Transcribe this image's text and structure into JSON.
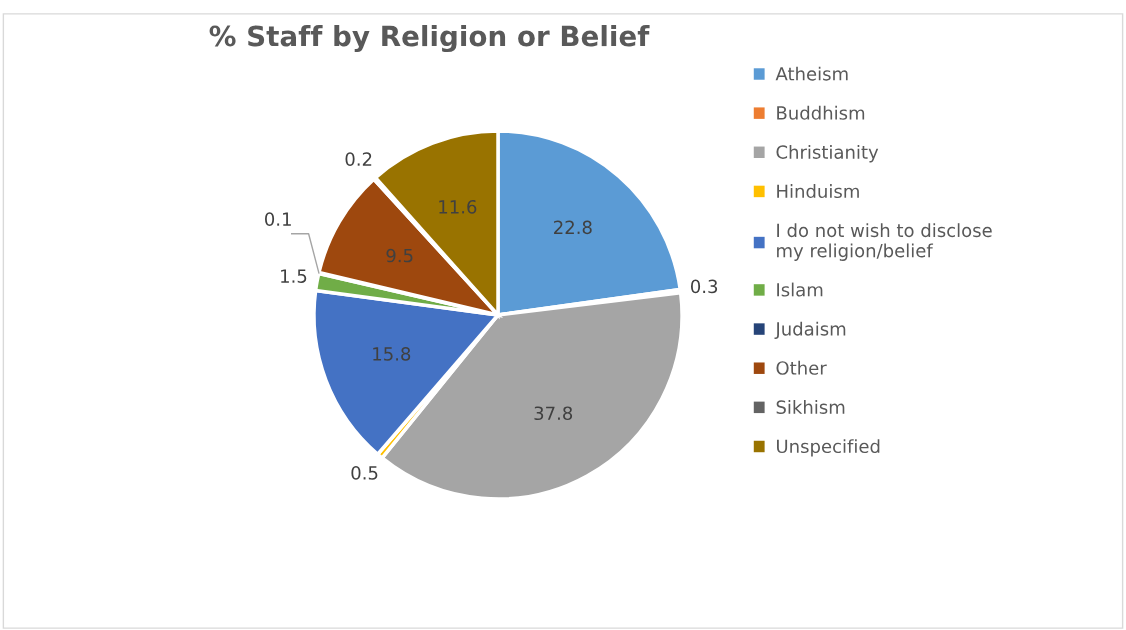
{
  "chart_data": {
    "type": "pie",
    "title": "% Staff by Religion or Belief",
    "categories": [
      "Atheism",
      "Buddhism",
      "Christianity",
      "Hinduism",
      "I do not wish to disclose my religion/belief",
      "Islam",
      "Judaism",
      "Other",
      "Sikhism",
      "Unspecified"
    ],
    "values": [
      22.8,
      0.3,
      37.8,
      0.5,
      15.8,
      1.5,
      0.1,
      9.5,
      0.2,
      11.6
    ],
    "colors": [
      "#5b9bd5",
      "#ed7d31",
      "#a5a5a5",
      "#ffc000",
      "#4472c4",
      "#70ad47",
      "#264478",
      "#9e480e",
      "#636363",
      "#997300"
    ],
    "data_labels": true,
    "legend": "right"
  }
}
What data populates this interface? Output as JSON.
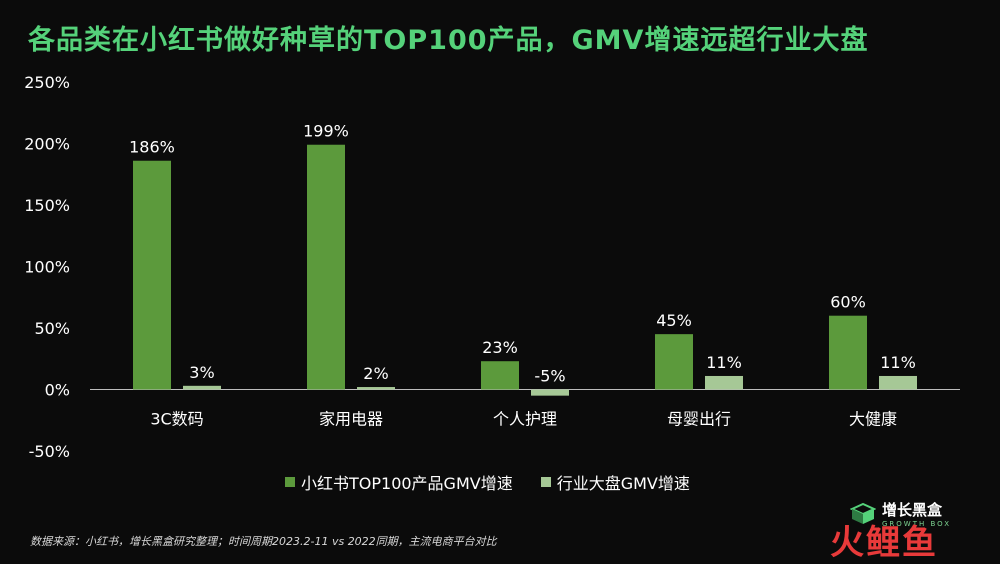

= = = = = = =

### YOUR TASK
Reproduce the listing word for word and omit its pictures.

### RESPONSE TO THIS EXERCISE
Transcribe this image's text and structure into JSON.
{
  "chart_data": {
    "type": "pie",
    "title": "% Staff by Religion or Belief",
    "categories": [
      "Atheism",
      "Buddhism",
      "Christianity",
      "Hinduism",
      "I do not wish to disclose my religion/belief",
      "Islam",
      "Judaism",
      "Other",
      "Sikhism",
      "Unspecified"
    ],
    "values": [
      22.8,
      0.3,
      37.8,
      0.5,
      15.8,
      1.5,
      0.1,
      9.5,
      0.2,
      11.6
    ],
    "colors": [
      "#5b9bd5",
      "#ed7d31",
      "#a5a5a5",
      "#ffc000",
      "#4472c4",
      "#70ad47",
      "#264478",
      "#9e480e",
      "#636363",
      "#997300"
    ],
    "data_labels": true,
    "legend": "right"
  }
}
What data populates this interface? Output as JSON.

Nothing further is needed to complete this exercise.